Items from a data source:

___

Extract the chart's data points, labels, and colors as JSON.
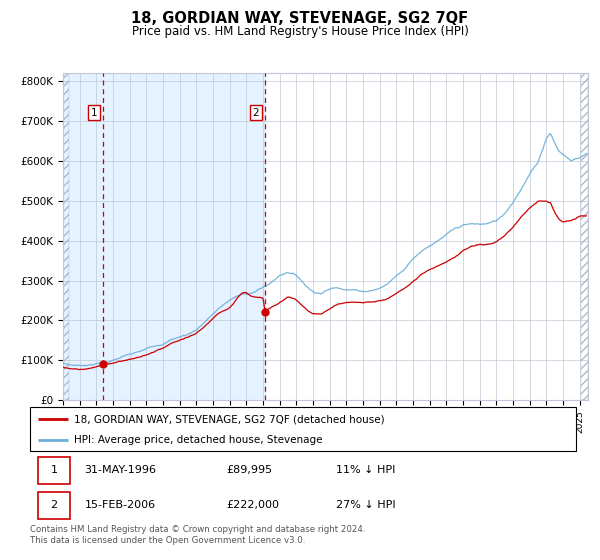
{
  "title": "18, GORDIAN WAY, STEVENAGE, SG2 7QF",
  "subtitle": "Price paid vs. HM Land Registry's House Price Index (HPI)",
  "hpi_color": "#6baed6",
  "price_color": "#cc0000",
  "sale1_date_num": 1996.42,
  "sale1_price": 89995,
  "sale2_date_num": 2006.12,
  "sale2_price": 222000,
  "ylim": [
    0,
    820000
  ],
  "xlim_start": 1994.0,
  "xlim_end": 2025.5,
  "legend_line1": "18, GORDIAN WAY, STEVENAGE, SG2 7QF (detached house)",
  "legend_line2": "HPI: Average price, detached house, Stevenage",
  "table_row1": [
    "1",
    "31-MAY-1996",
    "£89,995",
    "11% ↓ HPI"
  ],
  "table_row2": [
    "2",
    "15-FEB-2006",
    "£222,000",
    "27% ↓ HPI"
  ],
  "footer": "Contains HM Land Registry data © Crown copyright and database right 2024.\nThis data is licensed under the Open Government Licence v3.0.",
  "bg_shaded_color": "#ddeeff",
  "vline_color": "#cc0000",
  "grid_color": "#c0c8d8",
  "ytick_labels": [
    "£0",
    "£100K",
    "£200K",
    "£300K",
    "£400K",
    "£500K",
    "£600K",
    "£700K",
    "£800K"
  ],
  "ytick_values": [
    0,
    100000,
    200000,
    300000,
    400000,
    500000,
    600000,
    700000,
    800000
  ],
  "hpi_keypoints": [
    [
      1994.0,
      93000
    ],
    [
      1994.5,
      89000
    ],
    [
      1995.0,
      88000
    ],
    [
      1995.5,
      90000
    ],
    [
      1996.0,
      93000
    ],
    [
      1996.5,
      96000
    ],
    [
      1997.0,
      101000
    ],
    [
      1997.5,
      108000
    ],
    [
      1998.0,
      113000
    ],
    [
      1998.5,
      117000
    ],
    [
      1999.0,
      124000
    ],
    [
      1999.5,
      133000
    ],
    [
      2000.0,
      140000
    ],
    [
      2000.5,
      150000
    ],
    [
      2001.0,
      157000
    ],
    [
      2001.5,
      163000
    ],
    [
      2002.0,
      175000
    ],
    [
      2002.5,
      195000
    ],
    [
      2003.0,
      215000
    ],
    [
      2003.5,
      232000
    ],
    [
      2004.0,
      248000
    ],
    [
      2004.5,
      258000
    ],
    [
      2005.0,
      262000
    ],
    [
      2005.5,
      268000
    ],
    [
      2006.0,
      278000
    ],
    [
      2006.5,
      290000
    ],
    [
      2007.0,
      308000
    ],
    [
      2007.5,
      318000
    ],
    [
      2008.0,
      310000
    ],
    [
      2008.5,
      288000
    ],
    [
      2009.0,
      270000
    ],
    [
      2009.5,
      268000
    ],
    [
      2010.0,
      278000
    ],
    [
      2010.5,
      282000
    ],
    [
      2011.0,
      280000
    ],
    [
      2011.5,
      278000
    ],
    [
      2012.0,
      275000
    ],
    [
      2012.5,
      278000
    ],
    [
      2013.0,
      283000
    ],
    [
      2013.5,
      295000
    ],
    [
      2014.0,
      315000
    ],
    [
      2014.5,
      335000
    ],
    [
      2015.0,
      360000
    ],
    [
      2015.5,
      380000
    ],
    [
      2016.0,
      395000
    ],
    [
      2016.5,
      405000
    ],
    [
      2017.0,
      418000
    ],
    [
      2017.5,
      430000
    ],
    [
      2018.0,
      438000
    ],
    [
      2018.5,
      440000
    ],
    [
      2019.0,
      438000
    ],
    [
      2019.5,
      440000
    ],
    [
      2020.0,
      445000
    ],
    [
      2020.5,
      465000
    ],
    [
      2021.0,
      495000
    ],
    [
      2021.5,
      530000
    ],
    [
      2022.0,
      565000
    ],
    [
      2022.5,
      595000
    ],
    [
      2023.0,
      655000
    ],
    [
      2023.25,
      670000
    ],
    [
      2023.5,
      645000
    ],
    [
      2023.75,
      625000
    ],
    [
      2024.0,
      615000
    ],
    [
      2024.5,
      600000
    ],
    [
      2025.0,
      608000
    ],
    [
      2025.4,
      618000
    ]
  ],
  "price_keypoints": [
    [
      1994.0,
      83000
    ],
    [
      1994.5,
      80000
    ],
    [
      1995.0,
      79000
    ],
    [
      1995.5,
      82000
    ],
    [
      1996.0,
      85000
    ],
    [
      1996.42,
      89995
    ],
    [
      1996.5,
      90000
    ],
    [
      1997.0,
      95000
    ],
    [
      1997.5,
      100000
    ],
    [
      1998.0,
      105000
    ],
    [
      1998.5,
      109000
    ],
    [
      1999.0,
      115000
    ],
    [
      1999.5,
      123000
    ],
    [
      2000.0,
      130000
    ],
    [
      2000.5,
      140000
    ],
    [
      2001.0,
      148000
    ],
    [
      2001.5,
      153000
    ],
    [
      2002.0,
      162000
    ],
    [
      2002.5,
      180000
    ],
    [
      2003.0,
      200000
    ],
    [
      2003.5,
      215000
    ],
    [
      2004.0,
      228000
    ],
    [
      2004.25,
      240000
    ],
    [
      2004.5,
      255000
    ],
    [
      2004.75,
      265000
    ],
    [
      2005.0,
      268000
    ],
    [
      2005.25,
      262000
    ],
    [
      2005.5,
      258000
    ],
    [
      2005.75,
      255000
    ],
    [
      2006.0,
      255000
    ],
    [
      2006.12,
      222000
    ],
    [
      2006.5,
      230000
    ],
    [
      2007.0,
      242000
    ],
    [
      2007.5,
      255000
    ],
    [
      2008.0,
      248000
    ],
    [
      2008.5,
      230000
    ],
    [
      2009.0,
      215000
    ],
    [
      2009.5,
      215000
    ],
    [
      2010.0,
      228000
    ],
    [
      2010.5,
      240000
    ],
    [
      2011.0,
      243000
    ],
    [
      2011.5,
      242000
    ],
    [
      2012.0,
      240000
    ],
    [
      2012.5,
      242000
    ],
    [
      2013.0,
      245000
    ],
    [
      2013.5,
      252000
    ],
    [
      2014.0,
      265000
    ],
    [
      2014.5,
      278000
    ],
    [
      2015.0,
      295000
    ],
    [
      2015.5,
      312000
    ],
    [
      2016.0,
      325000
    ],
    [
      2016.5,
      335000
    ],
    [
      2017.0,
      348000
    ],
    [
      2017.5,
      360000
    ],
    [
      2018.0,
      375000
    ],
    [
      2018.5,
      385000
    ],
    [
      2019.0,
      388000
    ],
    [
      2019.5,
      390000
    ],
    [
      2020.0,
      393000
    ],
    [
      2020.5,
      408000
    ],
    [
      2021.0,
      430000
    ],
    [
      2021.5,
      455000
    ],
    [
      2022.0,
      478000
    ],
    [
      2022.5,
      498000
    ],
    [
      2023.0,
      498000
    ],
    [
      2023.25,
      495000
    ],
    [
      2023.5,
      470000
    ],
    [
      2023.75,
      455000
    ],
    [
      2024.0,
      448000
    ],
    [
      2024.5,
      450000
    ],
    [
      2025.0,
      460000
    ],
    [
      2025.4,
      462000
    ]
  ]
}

___

Short problem => Write out again every line above exactly as given; the pictures do not belong in the copy.

Task output =>
Extract the chart's data points, labels, and colors as JSON.
{
  "title": "18, GORDIAN WAY, STEVENAGE, SG2 7QF",
  "subtitle": "Price paid vs. HM Land Registry's House Price Index (HPI)",
  "hpi_color": "#6baed6",
  "price_color": "#cc0000",
  "sale1_date_num": 1996.42,
  "sale1_price": 89995,
  "sale2_date_num": 2006.12,
  "sale2_price": 222000,
  "ylim": [
    0,
    820000
  ],
  "xlim_start": 1994.0,
  "xlim_end": 2025.5,
  "legend_line1": "18, GORDIAN WAY, STEVENAGE, SG2 7QF (detached house)",
  "legend_line2": "HPI: Average price, detached house, Stevenage",
  "table_row1": [
    "1",
    "31-MAY-1996",
    "£89,995",
    "11% ↓ HPI"
  ],
  "table_row2": [
    "2",
    "15-FEB-2006",
    "£222,000",
    "27% ↓ HPI"
  ],
  "footer": "Contains HM Land Registry data © Crown copyright and database right 2024.\nThis data is licensed under the Open Government Licence v3.0.",
  "bg_shaded_color": "#ddeeff",
  "vline_color": "#cc0000",
  "grid_color": "#c0c8d8",
  "ytick_labels": [
    "£0",
    "£100K",
    "£200K",
    "£300K",
    "£400K",
    "£500K",
    "£600K",
    "£700K",
    "£800K"
  ],
  "ytick_values": [
    0,
    100000,
    200000,
    300000,
    400000,
    500000,
    600000,
    700000,
    800000
  ],
  "hpi_keypoints": [
    [
      1994.0,
      93000
    ],
    [
      1994.5,
      89000
    ],
    [
      1995.0,
      88000
    ],
    [
      1995.5,
      90000
    ],
    [
      1996.0,
      93000
    ],
    [
      1996.5,
      96000
    ],
    [
      1997.0,
      101000
    ],
    [
      1997.5,
      108000
    ],
    [
      1998.0,
      113000
    ],
    [
      1998.5,
      117000
    ],
    [
      1999.0,
      124000
    ],
    [
      1999.5,
      133000
    ],
    [
      2000.0,
      140000
    ],
    [
      2000.5,
      150000
    ],
    [
      2001.0,
      157000
    ],
    [
      2001.5,
      163000
    ],
    [
      2002.0,
      175000
    ],
    [
      2002.5,
      195000
    ],
    [
      2003.0,
      215000
    ],
    [
      2003.5,
      232000
    ],
    [
      2004.0,
      248000
    ],
    [
      2004.5,
      258000
    ],
    [
      2005.0,
      262000
    ],
    [
      2005.5,
      268000
    ],
    [
      2006.0,
      278000
    ],
    [
      2006.5,
      290000
    ],
    [
      2007.0,
      308000
    ],
    [
      2007.5,
      318000
    ],
    [
      2008.0,
      310000
    ],
    [
      2008.5,
      288000
    ],
    [
      2009.0,
      270000
    ],
    [
      2009.5,
      268000
    ],
    [
      2010.0,
      278000
    ],
    [
      2010.5,
      282000
    ],
    [
      2011.0,
      280000
    ],
    [
      2011.5,
      278000
    ],
    [
      2012.0,
      275000
    ],
    [
      2012.5,
      278000
    ],
    [
      2013.0,
      283000
    ],
    [
      2013.5,
      295000
    ],
    [
      2014.0,
      315000
    ],
    [
      2014.5,
      335000
    ],
    [
      2015.0,
      360000
    ],
    [
      2015.5,
      380000
    ],
    [
      2016.0,
      395000
    ],
    [
      2016.5,
      405000
    ],
    [
      2017.0,
      418000
    ],
    [
      2017.5,
      430000
    ],
    [
      2018.0,
      438000
    ],
    [
      2018.5,
      440000
    ],
    [
      2019.0,
      438000
    ],
    [
      2019.5,
      440000
    ],
    [
      2020.0,
      445000
    ],
    [
      2020.5,
      465000
    ],
    [
      2021.0,
      495000
    ],
    [
      2021.5,
      530000
    ],
    [
      2022.0,
      565000
    ],
    [
      2022.5,
      595000
    ],
    [
      2023.0,
      655000
    ],
    [
      2023.25,
      670000
    ],
    [
      2023.5,
      645000
    ],
    [
      2023.75,
      625000
    ],
    [
      2024.0,
      615000
    ],
    [
      2024.5,
      600000
    ],
    [
      2025.0,
      608000
    ],
    [
      2025.4,
      618000
    ]
  ],
  "price_keypoints": [
    [
      1994.0,
      83000
    ],
    [
      1994.5,
      80000
    ],
    [
      1995.0,
      79000
    ],
    [
      1995.5,
      82000
    ],
    [
      1996.0,
      85000
    ],
    [
      1996.42,
      89995
    ],
    [
      1996.5,
      90000
    ],
    [
      1997.0,
      95000
    ],
    [
      1997.5,
      100000
    ],
    [
      1998.0,
      105000
    ],
    [
      1998.5,
      109000
    ],
    [
      1999.0,
      115000
    ],
    [
      1999.5,
      123000
    ],
    [
      2000.0,
      130000
    ],
    [
      2000.5,
      140000
    ],
    [
      2001.0,
      148000
    ],
    [
      2001.5,
      153000
    ],
    [
      2002.0,
      162000
    ],
    [
      2002.5,
      180000
    ],
    [
      2003.0,
      200000
    ],
    [
      2003.5,
      215000
    ],
    [
      2004.0,
      228000
    ],
    [
      2004.25,
      240000
    ],
    [
      2004.5,
      255000
    ],
    [
      2004.75,
      265000
    ],
    [
      2005.0,
      268000
    ],
    [
      2005.25,
      262000
    ],
    [
      2005.5,
      258000
    ],
    [
      2005.75,
      255000
    ],
    [
      2006.0,
      255000
    ],
    [
      2006.12,
      222000
    ],
    [
      2006.5,
      230000
    ],
    [
      2007.0,
      242000
    ],
    [
      2007.5,
      255000
    ],
    [
      2008.0,
      248000
    ],
    [
      2008.5,
      230000
    ],
    [
      2009.0,
      215000
    ],
    [
      2009.5,
      215000
    ],
    [
      2010.0,
      228000
    ],
    [
      2010.5,
      240000
    ],
    [
      2011.0,
      243000
    ],
    [
      2011.5,
      242000
    ],
    [
      2012.0,
      240000
    ],
    [
      2012.5,
      242000
    ],
    [
      2013.0,
      245000
    ],
    [
      2013.5,
      252000
    ],
    [
      2014.0,
      265000
    ],
    [
      2014.5,
      278000
    ],
    [
      2015.0,
      295000
    ],
    [
      2015.5,
      312000
    ],
    [
      2016.0,
      325000
    ],
    [
      2016.5,
      335000
    ],
    [
      2017.0,
      348000
    ],
    [
      2017.5,
      360000
    ],
    [
      2018.0,
      375000
    ],
    [
      2018.5,
      385000
    ],
    [
      2019.0,
      388000
    ],
    [
      2019.5,
      390000
    ],
    [
      2020.0,
      393000
    ],
    [
      2020.5,
      408000
    ],
    [
      2021.0,
      430000
    ],
    [
      2021.5,
      455000
    ],
    [
      2022.0,
      478000
    ],
    [
      2022.5,
      498000
    ],
    [
      2023.0,
      498000
    ],
    [
      2023.25,
      495000
    ],
    [
      2023.5,
      470000
    ],
    [
      2023.75,
      455000
    ],
    [
      2024.0,
      448000
    ],
    [
      2024.5,
      450000
    ],
    [
      2025.0,
      460000
    ],
    [
      2025.4,
      462000
    ]
  ]
}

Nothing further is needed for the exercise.